What you should do: Output each line of the material exactly as it stands.

Provided information:
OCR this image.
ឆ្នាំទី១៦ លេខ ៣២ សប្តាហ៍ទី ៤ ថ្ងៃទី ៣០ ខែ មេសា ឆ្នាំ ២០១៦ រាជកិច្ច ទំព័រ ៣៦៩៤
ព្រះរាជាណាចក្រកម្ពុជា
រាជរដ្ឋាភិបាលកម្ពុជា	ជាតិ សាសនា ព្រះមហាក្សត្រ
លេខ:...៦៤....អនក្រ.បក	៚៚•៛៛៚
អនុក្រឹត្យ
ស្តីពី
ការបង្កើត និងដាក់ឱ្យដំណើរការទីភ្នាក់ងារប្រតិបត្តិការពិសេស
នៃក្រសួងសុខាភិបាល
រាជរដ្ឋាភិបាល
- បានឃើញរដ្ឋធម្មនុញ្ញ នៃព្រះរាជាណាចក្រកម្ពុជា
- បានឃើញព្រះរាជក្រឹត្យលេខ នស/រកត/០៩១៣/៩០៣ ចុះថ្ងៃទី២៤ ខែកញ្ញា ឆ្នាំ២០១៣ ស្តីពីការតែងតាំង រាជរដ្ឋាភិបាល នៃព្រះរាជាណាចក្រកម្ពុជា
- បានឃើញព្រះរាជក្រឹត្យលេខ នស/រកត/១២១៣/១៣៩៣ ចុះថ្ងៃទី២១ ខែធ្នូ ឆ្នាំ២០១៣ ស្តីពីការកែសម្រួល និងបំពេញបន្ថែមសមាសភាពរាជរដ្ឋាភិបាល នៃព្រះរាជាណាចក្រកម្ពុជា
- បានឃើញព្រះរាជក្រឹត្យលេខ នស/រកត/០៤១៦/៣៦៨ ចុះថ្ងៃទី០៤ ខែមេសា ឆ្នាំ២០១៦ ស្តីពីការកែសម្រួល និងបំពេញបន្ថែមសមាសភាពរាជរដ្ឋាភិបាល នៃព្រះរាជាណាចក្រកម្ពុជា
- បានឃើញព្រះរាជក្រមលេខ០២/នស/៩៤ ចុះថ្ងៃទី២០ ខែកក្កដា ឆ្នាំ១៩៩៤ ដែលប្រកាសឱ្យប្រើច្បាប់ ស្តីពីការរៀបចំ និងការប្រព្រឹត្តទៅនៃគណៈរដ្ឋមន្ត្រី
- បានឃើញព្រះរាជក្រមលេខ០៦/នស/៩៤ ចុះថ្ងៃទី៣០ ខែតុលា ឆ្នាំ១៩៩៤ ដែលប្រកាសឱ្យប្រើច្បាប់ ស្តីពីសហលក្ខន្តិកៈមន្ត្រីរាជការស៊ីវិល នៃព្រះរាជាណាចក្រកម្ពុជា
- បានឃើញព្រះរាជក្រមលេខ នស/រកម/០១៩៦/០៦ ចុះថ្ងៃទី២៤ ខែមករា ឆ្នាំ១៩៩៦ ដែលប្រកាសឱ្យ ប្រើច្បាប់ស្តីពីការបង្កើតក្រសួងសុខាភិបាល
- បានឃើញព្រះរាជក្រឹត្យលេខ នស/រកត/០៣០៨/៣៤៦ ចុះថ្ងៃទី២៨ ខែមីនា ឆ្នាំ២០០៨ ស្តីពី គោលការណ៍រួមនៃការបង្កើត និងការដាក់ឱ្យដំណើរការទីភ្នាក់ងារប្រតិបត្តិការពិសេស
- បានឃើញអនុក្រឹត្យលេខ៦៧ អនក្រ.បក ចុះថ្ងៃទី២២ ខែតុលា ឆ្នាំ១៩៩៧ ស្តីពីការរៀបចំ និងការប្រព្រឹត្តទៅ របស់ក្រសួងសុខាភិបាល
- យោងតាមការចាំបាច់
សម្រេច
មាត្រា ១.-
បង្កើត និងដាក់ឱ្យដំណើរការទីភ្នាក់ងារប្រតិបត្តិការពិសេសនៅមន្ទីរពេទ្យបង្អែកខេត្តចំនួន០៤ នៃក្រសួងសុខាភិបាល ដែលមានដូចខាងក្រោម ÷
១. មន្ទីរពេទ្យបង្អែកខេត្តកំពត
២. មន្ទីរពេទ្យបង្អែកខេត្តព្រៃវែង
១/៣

Response for this exercise:
OCR this image.
ឆ្នាំទី១៦ លេខ ៣២ សប្តាហ៍ទី ៤ ថ្ងៃទី ៣០ ខែ មេសា ឆ្នាំ ២០១៦ រាជកិច្ច ទំព័រ ៣៦៩៤
ព្រះរាជាណាចក្រកម្ពុជា
រាជរដ្ឋាភិបាលកម្ពុជា	ជាតិ សាសនា ព្រះមហាក្សត្រ
លេខ:...៦៤....អនក្រ.បក	៚៚•៛៛៚
អនុក្រឹត្យ
ស្តីពី
ការបង្កើត និងដាក់ឱ្យដំណើរការទីភ្នាក់ងារប្រតិបត្តិការពិសេស
នៃក្រសួងសុខាភិបាល
រាជរដ្ឋាភិបាល
- បានឃើញរដ្ឋធម្មនុញ្ញ នៃព្រះរាជាណាចក្រកម្ពុជា
- បានឃើញព្រះរាជក្រឹត្យលេខ នស/រកត/០៩១៣/៩០៣ ចុះថ្ងៃទី២៤ ខែកញ្ញា ឆ្នាំ២០១៣ ស្តីពីការតែងតាំង រាជរដ្ឋាភិបាល នៃព្រះរាជាណាចក្រកម្ពុជា
- បានឃើញព្រះរាជក្រឹត្យលេខ នស/រកត/១២១៣/១៣៩៣ ចុះថ្ងៃទី២១ ខែធ្នូ ឆ្នាំ២០១៣ ស្តីពីការកែសម្រួល និងបំពេញបន្ថែមសមាសភាពរាជរដ្ឋាភិបាល នៃព្រះរាជាណាចក្រកម្ពុជា
- បានឃើញព្រះរាជក្រឹត្យលេខ នស/រកត/០៤១៦/៣៦៨ ចុះថ្ងៃទី០៤ ខែមេសា ឆ្នាំ២០១៦ ស្តីពីការកែសម្រួល និងបំពេញបន្ថែមសមាសភាពរាជរដ្ឋាភិបាល នៃព្រះរាជាណាចក្រកម្ពុជា
- បានឃើញព្រះរាជក្រមលេខ០២/នស/៩៤ ចុះថ្ងៃទី២០ ខែកក្កដា ឆ្នាំ១៩៩៤ ដែលប្រកាសឱ្យប្រើច្បាប់ ស្តីពីការរៀបចំ និងការប្រព្រឹត្តទៅនៃគណៈរដ្ឋមន្ត្រី
- បានឃើញព្រះរាជក្រមលេខ០៦/នស/៩៤ ចុះថ្ងៃទី៣០ ខែតុលា ឆ្នាំ១៩៩៤ ដែលប្រកាសឱ្យប្រើច្បាប់ ស្តីពីសហលក្ខន្តិកៈមន្ត្រីរាជការស៊ីវិល នៃព្រះរាជាណាចក្រកម្ពុជា
- បានឃើញព្រះរាជក្រមលេខ នស/រកម/០១៩៦/០៦ ចុះថ្ងៃទី២៤ ខែមករា ឆ្នាំ១៩៩៦ ដែលប្រកាសឱ្យ ប្រើច្បាប់ស្តីពីការបង្កើតក្រសួងសុខាភិបាល
- បានឃើញព្រះរាជក្រឹត្យលេខ នស/រកត/០៣០៨/៣៤៦ ចុះថ្ងៃទី២៨ ខែមីនា ឆ្នាំ២០០៨ ស្តីពី គោលការណ៍រួមនៃការបង្កើត និងការដាក់ឱ្យដំណើរការទីភ្នាក់ងារប្រតិបត្តិការពិសេស
- បានឃើញអនុក្រឹត្យលេខ៦៧ អនក្រ.បក ចុះថ្ងៃទី២២ ខែតុលា ឆ្នាំ១៩៩៧ ស្តីពីការរៀបចំ និងការប្រព្រឹត្តទៅ របស់ក្រសួងសុខាភិបាល
- យោងតាមការចាំបាច់
សម្រេច
មាត្រា ១.-
បង្កើត និងដាក់ឱ្យដំណើរការទីភ្នាក់ងារប្រតិបត្តិការពិសេសនៅមន្ទីរពេទ្យបង្អែកខេត្តចំនួន០៤ នៃក្រសួងសុខាភិបាល ដែលមានដូចខាងក្រោម ÷
១. មន្ទីរពេទ្យបង្អែកខេត្តកំពត
២. មន្ទីរពេទ្យបង្អែកខេត្តព្រៃវែង
១/៣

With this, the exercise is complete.